O caráter de Abdias, moldado pela esposa, é uma das explicações para o passo adiante que o romance representa em face de O Amanuense.
 
No autorretrato que fez para as “Notícias Literárias da Semana”, veiculadas na imprensa por José Condé, em 1946, Cyro dos Anjos anuncia que seu próximo livro terá outro feitio. Alude ele, expressamente, a Antonio Candido, “a quem o Abdias pareceu apenas um eco de O Amanuense”. Ao invés de mostrar-se magoado, por motivo de eventual incompreensão, o romancista digeriu bem as palavras do crítico, e juntou: “De qualquer modo, sua advertência valeu, porém, como um convite a tentar novos rumos.”

Esses novos rumos consubstanciaram-se uma década mais tarde, em 1956, com a publicação de Montanha, romance que suscitou numerosas polêmicas, de fontes várias. Aí, Cyro abandonou a narrativa na primeira pessoa, como se não quisesse mais filtrar a vida exterior pela mente privilegiada de um indivíduo, confiando-a ao exame do romancista neutro. O título é o apodo de Minas Gerais e, através de suas tramas políticas, desenha-se um painel histórico da vida brasileira moderna.

MATERIAL FORNECIDO -
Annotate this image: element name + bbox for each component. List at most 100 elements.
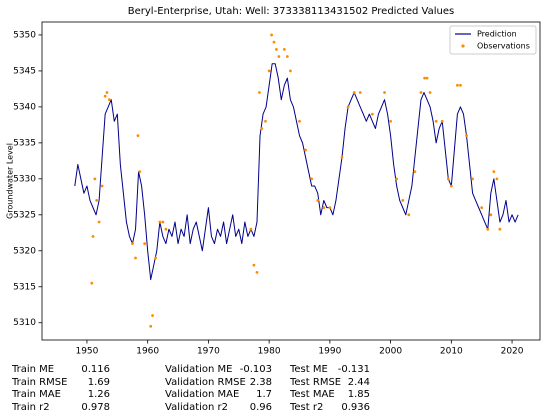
observation-point — [456, 83, 459, 87]
observation-point — [108, 98, 111, 102]
observation-point — [97, 220, 101, 224]
observation-point — [480, 206, 484, 210]
stat-value: 1.85 — [348, 389, 370, 400]
stat-value: 1.7 — [256, 389, 272, 400]
observation-point — [389, 119, 392, 123]
y-tick-label: 5335 — [13, 138, 36, 148]
observation-point — [383, 91, 386, 94]
y-tick-label: 5320 — [13, 246, 36, 256]
observation-point — [288, 69, 292, 73]
legend-label: Prediction — [477, 30, 517, 39]
observation-point — [131, 242, 134, 245]
legend-marker — [461, 44, 465, 48]
stat-value: 1.69 — [88, 377, 110, 388]
stat-label: Train r2 — [11, 402, 50, 413]
observation-point — [95, 199, 99, 202]
stat-label: Validation r2 — [165, 402, 228, 413]
observation-point — [446, 177, 450, 181]
observation-point — [270, 33, 273, 37]
stat-label: Validation RMSE — [165, 377, 246, 388]
x-tick-label: 1960 — [136, 347, 159, 357]
stat-label: Train RMSE — [11, 377, 67, 388]
observation-point — [328, 206, 332, 210]
observation-point — [413, 170, 417, 174]
x-tick-label: 2000 — [379, 347, 402, 357]
observation-point — [267, 69, 271, 73]
stat-label: Test MAE — [289, 389, 335, 400]
observation-point — [465, 134, 468, 138]
observation-point — [449, 184, 453, 188]
observation-point — [252, 263, 256, 267]
observation-point — [91, 234, 95, 238]
y-tick-label: 5330 — [13, 174, 36, 184]
observation-point — [275, 47, 278, 51]
observation-point — [489, 213, 493, 217]
observation-point — [340, 155, 344, 159]
observation-point — [486, 227, 490, 231]
observation-point — [90, 281, 94, 285]
observation-point — [322, 206, 326, 210]
observation-point — [358, 91, 362, 94]
x-tick-label: 1970 — [197, 347, 220, 357]
observation-point — [154, 256, 157, 260]
observation-point — [316, 199, 320, 202]
observation-point — [395, 177, 399, 181]
observation-point — [498, 227, 502, 231]
x-tick-label: 1950 — [75, 347, 98, 357]
observation-point — [370, 112, 374, 116]
observation-point — [143, 242, 147, 245]
observation-point — [161, 220, 165, 224]
observation-point — [310, 177, 314, 181]
observation-point — [272, 40, 276, 44]
stat-value: 0.96 — [250, 402, 272, 413]
observation-point — [428, 91, 432, 94]
stat-value: 1.26 — [88, 389, 110, 400]
observation-point — [440, 119, 444, 123]
x-tick-label: 2020 — [501, 347, 524, 357]
prediction-line — [74, 63, 519, 281]
y-axis-label: Groundwater Level — [6, 143, 15, 219]
plot-area — [74, 33, 519, 328]
stat-label: Train MAE — [11, 389, 61, 400]
y-tick-label: 5350 — [13, 30, 36, 40]
legend-label: Observations — [477, 42, 530, 51]
observation-point — [423, 76, 427, 80]
x-tick-label: 1990 — [318, 347, 341, 357]
stat-value: 0.936 — [341, 402, 370, 413]
y-tick-label: 5325 — [13, 210, 36, 220]
observation-point — [103, 94, 107, 98]
y-tick-label: 5340 — [13, 102, 36, 112]
observation-point — [138, 170, 142, 174]
stat-label: Test RMSE — [289, 377, 341, 388]
chart-title: Beryl-Enterprise, Utah: Well: 3733381134… — [128, 6, 454, 17]
legend-box — [449, 25, 537, 55]
observation-point — [100, 184, 104, 188]
stat-label: Test ME — [289, 364, 328, 375]
observation-point — [285, 55, 289, 58]
observation-point — [425, 76, 429, 80]
observation-point — [258, 91, 261, 94]
observation-point — [249, 227, 253, 231]
observation-point — [407, 213, 411, 217]
observation-point — [298, 119, 301, 123]
observation-point — [151, 314, 154, 317]
y-tick-label: 5315 — [13, 282, 36, 292]
observation-point — [136, 134, 140, 138]
observation-point — [149, 324, 153, 328]
observation-point — [352, 91, 356, 94]
observation-point — [164, 227, 168, 231]
y-tick-label: 5345 — [13, 66, 36, 76]
observation-point — [105, 91, 109, 94]
x-tick-label: 1980 — [258, 347, 281, 357]
stat-value: -0.103 — [240, 364, 272, 375]
observation-point — [260, 127, 264, 130]
stat-value: 0.116 — [81, 364, 110, 375]
stat-label: Validation ME — [165, 364, 233, 375]
observation-point — [492, 170, 496, 174]
stat-value: 2.44 — [348, 377, 370, 388]
stat-value: 0.978 — [81, 402, 110, 413]
stat-label: Train ME — [11, 364, 54, 375]
observation-point — [264, 119, 267, 123]
observation-point — [434, 119, 438, 123]
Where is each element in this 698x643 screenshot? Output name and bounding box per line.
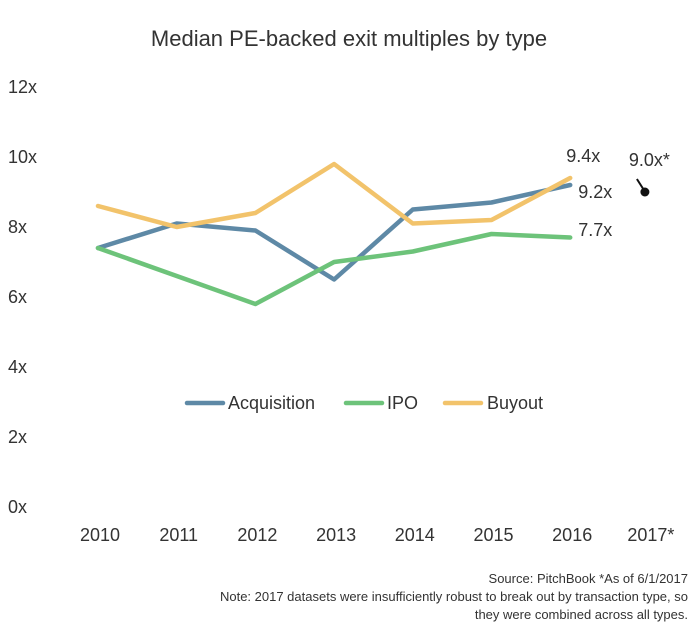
legend-label-buyout: Buyout	[487, 393, 543, 413]
source-note: Source: PitchBook *As of 6/1/2017	[489, 571, 688, 586]
chart-title: Median PE-backed exit multiples by type	[151, 26, 547, 51]
legend-label-acquisition: Acquisition	[228, 393, 315, 413]
x-tick-label: 2017*	[627, 525, 674, 545]
y-tick-label: 2x	[8, 427, 27, 447]
legend-label-ipo: IPO	[387, 393, 418, 413]
legend: Acquisition IPO Buyout	[184, 393, 543, 413]
series-line-acquisition	[95, 182, 573, 282]
data-label-buyout: 9.4x	[566, 146, 600, 166]
x-tick-label: 2014	[395, 525, 435, 545]
y-tick-label: 12x	[8, 77, 37, 97]
series-line-ipo	[95, 231, 573, 307]
x-tick-label: 2011	[159, 525, 198, 545]
y-tick-label: 10x	[8, 147, 37, 167]
y-tick-label: 6x	[8, 287, 27, 307]
data-label-ipo: 7.7x	[578, 220, 612, 240]
y-tick-label: 8x	[8, 217, 27, 237]
x-tick-label: 2015	[473, 525, 513, 545]
footnote-line-2: they were combined across all types.	[475, 607, 688, 622]
data-label-combined: 9.0x*	[629, 150, 670, 170]
x-tick-label: 2016	[552, 525, 592, 545]
y-tick-label: 0x	[8, 497, 27, 517]
x-tick-label: 2013	[316, 525, 356, 545]
x-tick-label: 2012	[237, 525, 277, 545]
footnote-line-1: Note: 2017 datasets were insufficiently …	[220, 589, 688, 604]
series-line-buyout	[95, 161, 573, 230]
data-point-2017	[640, 187, 650, 197]
x-tick-label: 2010	[80, 525, 120, 545]
y-tick-label: 4x	[8, 357, 27, 377]
data-label-acquisition: 9.2x	[578, 182, 612, 202]
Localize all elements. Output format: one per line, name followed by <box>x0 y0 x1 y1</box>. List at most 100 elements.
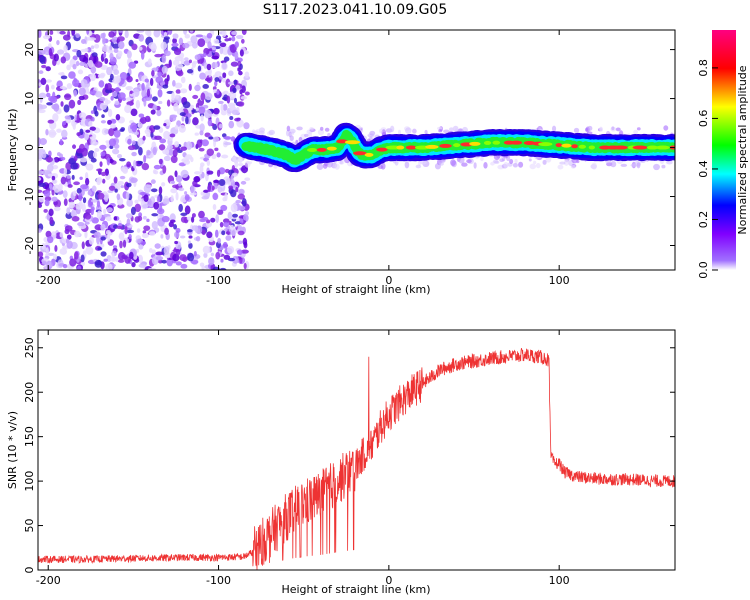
noise-speckle <box>76 114 80 124</box>
noise-speckle <box>207 183 211 192</box>
colorbar-tick-label: 0.4 <box>697 160 710 178</box>
noise-speckle <box>236 249 243 256</box>
noise-speckle <box>111 91 118 98</box>
noise-speckle <box>217 237 222 244</box>
noise-speckle <box>230 174 234 183</box>
noise-speckle <box>174 240 179 245</box>
noise-speckle <box>72 144 77 149</box>
noise-speckle <box>68 71 76 79</box>
noise-speckle <box>77 265 82 270</box>
noise-speckle <box>184 191 188 195</box>
noise-speckle <box>194 84 201 92</box>
noise-speckle <box>190 185 195 194</box>
noise-speckle <box>80 184 89 190</box>
noise-speckle <box>49 30 54 35</box>
halo-speckle <box>576 159 580 164</box>
ridge-peak <box>439 143 452 148</box>
halo-speckle <box>334 163 340 170</box>
signal-ridge <box>233 122 675 173</box>
noise-speckle <box>93 34 101 43</box>
halo-speckle <box>611 126 615 131</box>
noise-speckle <box>215 251 221 260</box>
noise-speckle <box>235 199 241 204</box>
halo-speckle <box>615 127 621 132</box>
noise-speckle <box>224 38 230 42</box>
noise-speckle <box>103 258 108 262</box>
noise-speckle <box>143 97 147 107</box>
noise-speckle <box>239 218 244 224</box>
noise-speckle <box>211 62 218 69</box>
noise-speckle <box>185 154 193 160</box>
noise-speckle <box>42 35 51 40</box>
noise-speckle <box>142 230 147 234</box>
noise-speckle <box>216 209 224 215</box>
noise-speckle <box>70 210 76 217</box>
halo-speckle <box>480 156 484 162</box>
noise-speckle <box>223 56 230 62</box>
noise-speckle <box>84 213 92 220</box>
halo-speckle <box>666 160 673 165</box>
colorbar-tick-label: 0.6 <box>697 110 710 128</box>
noise-speckle <box>178 37 184 46</box>
noise-speckle <box>185 141 193 150</box>
halo-speckle <box>528 158 532 162</box>
noise-speckle <box>38 30 42 38</box>
spectrogram-x-tick-label: -200 <box>36 274 61 287</box>
noise-speckle <box>114 100 120 106</box>
noise-speckle <box>158 186 163 195</box>
noise-speckle <box>237 193 245 200</box>
noise-speckle <box>117 181 124 186</box>
noise-speckle <box>220 204 228 212</box>
noise-speckle <box>79 54 87 62</box>
noise-speckle <box>76 132 81 137</box>
noise-speckle <box>202 52 207 57</box>
halo-speckle <box>559 161 566 165</box>
halo-speckle <box>661 164 666 169</box>
noise-speckle <box>105 263 113 270</box>
ridge-peak <box>306 148 318 152</box>
noise-speckle <box>81 147 88 157</box>
noise-speckle <box>237 101 245 107</box>
noise-speckle <box>100 65 109 71</box>
halo-speckle <box>620 163 628 167</box>
noise-speckle <box>100 251 107 257</box>
noise-speckle <box>59 232 64 238</box>
noise-speckle <box>162 165 167 174</box>
noise-speckle <box>161 182 166 187</box>
noise-speckle <box>87 150 96 160</box>
noise-speckle <box>94 43 100 49</box>
noise-speckle <box>151 70 155 77</box>
noise-speckle <box>127 145 136 151</box>
spectrogram-y-tick-label: -20 <box>23 237 36 255</box>
noise-speckle <box>160 41 168 50</box>
noise-speckle <box>166 144 173 150</box>
noise-speckle <box>108 31 115 38</box>
noise-speckle <box>112 245 118 249</box>
noise-speckle <box>71 216 80 222</box>
halo-speckle <box>518 161 524 168</box>
noise-speckle <box>104 57 109 64</box>
noise-speckle <box>90 157 97 163</box>
noise-speckle <box>143 154 147 163</box>
noise-speckle <box>171 92 175 101</box>
noise-speckle <box>183 60 191 66</box>
noise-speckle <box>124 30 129 39</box>
noise-speckle <box>190 259 199 265</box>
noise-speckle <box>100 223 106 231</box>
noise-speckle <box>157 71 163 77</box>
noise-speckle <box>234 160 239 168</box>
noise-speckle <box>202 245 211 254</box>
noise-speckle <box>117 41 125 50</box>
noise-speckle <box>184 33 191 39</box>
halo-speckle <box>483 162 488 169</box>
noise-speckle <box>117 153 123 159</box>
noise-speckle <box>135 99 141 109</box>
noise-speckle <box>47 252 55 256</box>
noise-speckle <box>173 48 182 56</box>
noise-speckle <box>41 261 47 265</box>
noise-speckle <box>200 114 204 122</box>
halo-speckle <box>438 162 444 166</box>
noise-speckle <box>163 130 170 140</box>
noise-speckle <box>53 200 58 206</box>
noise-speckle <box>192 117 199 126</box>
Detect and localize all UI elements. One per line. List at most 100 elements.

TAREFAS A CUMPRIR -
1 - Diga se cada afirmação abaixo está de acordo com o trecho sobre Cyro dos Anjos. Responda sim ou não e cite as palavras do trecho que decidem a questão.
(a) Montanha foi publicado em 1956.
(b) Em Montanha, o romancista manteve a narrativa na primeira pessoa.
(c) O romancista ficou magoado com as palavras de Antonio Candido.
2 - Com base no trecho sobre Cyro dos Anjos, responda às perguntas a seguir.
(a) Quem veiculou na imprensa as "Notícias Literárias da Semana"?
(b) O que o Abdias pareceu a Antonio Candido?
(c) De que lugar o título Montanha é o apodo?
3 - Prolongue o trecho sobre Cyro dos Anjos a partir do ponto em que ele termina.
A listagem não tem nenhum papel nesta atividade.

RESPOSTAS DO EXERCÍCIO -
1 -
(a) Sim: "em 1956, com a publicação de Montanha".
(b) Não: "Cyro abandonou a narrativa na primeira pessoa".
(c) Não: "Ao invés de mostrar-se magoado, por motivo de eventual incompreensão, o romancista digeriu bem as palavras do crítico".

2 -
(a) José Condé.
(b) Apenas um eco de O Amanuense.
(c) De Minas Gerais.

3 -
A primeira edição esgotou-se rapidamente, porque o romance transcendeu o público habitual da Literatura para interessar a camadas mais amplas. A descrição objetiva dos métodos políticos praticados no período da ditadura provocou uma onda de repúdio aos donos do poder. Os leitores excitavam-se na bisbilhotice de identificar as figuras da realidade transpostas para a ficção. Esqueciam-se de antigo pressuposto estético de Cyro, segundo o qual “de ordinário, o personagem de ficção se forma assim como um mosaico. Constitui-se de partes justapostas apanhadas aqui e ali, nas mais variadas fontes. Sua ‘realidade’ será produto de uma combinação feliz dos materiais”. E exemplifica: “Às vezes sucedem coisas imprevistas. O autor enxerta num tipo masculino certo traço de caráter observado em uma mulher. Pode ocorrer também o contrário.”

O político Aliomar Baleeiro, de oposição, declarou, enfaticamente: “Não permitam os deputados da maioria que o Brasil continue a ser o país mui justamente retratado e pintado pelo romancista Cyro dos Anjos no livro Montanha. Nossa Pátria é realmente aquilo que o escritor traça, é aquilo em que se tornou pelo domínio de vinte anos dos homens que formam o PSD.”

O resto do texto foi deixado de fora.